::: Provided records

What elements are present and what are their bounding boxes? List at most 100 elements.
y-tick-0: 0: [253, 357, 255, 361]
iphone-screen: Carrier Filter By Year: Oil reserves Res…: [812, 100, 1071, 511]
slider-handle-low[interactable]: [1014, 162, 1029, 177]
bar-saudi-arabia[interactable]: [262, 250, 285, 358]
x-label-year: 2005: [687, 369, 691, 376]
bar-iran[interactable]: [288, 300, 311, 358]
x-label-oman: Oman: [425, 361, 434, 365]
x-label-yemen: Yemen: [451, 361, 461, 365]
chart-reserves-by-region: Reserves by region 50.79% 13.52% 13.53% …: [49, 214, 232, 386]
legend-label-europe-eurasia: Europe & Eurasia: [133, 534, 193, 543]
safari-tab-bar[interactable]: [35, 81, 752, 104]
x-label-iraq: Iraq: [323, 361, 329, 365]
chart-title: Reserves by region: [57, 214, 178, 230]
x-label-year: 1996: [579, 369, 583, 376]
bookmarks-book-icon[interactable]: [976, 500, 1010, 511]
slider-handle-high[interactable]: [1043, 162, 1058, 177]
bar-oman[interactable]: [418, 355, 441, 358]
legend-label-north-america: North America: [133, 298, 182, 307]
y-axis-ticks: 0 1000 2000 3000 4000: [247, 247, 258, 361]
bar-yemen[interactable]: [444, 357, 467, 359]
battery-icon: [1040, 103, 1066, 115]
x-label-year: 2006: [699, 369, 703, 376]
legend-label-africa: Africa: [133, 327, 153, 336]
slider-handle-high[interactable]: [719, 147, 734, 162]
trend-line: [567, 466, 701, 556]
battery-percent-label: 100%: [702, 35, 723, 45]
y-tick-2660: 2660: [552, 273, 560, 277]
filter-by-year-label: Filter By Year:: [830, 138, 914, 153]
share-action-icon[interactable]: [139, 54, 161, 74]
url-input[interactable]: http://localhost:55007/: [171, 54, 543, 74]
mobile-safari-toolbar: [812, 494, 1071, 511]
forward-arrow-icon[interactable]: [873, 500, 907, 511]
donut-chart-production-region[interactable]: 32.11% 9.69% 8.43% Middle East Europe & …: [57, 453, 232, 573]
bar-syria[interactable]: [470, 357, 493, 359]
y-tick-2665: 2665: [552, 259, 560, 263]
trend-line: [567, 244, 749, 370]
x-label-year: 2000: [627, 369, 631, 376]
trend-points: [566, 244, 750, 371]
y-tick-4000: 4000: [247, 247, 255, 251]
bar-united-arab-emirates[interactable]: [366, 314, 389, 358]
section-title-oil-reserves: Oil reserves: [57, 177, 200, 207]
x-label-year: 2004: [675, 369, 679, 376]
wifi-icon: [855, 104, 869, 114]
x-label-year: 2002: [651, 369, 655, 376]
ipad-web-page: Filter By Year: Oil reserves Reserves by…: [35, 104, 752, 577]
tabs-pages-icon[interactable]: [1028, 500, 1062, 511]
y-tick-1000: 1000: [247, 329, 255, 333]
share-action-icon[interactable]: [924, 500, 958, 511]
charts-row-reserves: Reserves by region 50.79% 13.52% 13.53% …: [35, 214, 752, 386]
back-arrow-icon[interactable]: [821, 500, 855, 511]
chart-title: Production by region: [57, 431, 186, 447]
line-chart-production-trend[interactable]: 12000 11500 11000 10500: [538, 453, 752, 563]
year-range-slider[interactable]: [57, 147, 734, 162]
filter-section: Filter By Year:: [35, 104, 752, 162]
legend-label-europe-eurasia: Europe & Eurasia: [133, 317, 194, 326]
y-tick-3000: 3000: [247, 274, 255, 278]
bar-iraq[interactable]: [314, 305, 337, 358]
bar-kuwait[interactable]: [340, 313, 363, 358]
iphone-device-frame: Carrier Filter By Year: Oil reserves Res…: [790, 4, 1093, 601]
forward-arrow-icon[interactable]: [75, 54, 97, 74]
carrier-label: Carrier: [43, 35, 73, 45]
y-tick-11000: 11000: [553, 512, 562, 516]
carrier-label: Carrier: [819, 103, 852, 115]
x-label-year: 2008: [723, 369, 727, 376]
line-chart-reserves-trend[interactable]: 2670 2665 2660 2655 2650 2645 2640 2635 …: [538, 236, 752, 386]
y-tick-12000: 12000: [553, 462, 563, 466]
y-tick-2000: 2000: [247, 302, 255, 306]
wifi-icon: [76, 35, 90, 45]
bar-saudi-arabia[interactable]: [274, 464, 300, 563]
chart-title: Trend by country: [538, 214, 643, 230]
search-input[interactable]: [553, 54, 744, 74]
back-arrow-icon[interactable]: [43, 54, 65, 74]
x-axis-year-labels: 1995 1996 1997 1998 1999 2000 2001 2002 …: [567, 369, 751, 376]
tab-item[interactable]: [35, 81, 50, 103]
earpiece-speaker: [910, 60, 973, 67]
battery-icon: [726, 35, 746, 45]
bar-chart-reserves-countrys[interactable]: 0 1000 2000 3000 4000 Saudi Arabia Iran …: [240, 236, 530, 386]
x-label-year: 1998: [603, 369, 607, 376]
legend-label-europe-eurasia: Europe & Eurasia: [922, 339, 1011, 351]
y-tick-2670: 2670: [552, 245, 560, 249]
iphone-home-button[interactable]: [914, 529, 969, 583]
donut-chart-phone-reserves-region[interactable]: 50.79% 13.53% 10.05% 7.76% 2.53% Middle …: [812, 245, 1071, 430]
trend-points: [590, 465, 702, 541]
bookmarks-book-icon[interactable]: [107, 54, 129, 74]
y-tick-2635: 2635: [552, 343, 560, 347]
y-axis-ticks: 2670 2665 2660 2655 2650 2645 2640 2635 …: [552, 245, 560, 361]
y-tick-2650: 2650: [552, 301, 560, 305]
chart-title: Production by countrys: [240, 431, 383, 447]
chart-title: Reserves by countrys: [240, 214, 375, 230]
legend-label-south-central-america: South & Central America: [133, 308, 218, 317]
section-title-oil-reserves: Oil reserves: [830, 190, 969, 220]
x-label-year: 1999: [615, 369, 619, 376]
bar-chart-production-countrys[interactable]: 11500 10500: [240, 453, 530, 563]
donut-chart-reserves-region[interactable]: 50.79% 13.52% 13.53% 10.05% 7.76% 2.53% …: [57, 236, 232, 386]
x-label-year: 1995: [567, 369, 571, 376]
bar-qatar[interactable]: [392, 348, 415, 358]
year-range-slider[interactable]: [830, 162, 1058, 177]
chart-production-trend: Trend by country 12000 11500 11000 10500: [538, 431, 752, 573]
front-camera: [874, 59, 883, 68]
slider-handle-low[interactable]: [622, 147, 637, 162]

::::::

Your objective => Which lines of the listing above contain the string "eurasia"? Gather each of them.

Task response =>
legend-label-europe-eurasia: Europe & Eurasia: [133, 534, 193, 543]
legend-label-europe-eurasia: Europe & Eurasia: [133, 317, 194, 326]
legend-label-europe-eurasia: Europe & Eurasia: [922, 339, 1011, 351]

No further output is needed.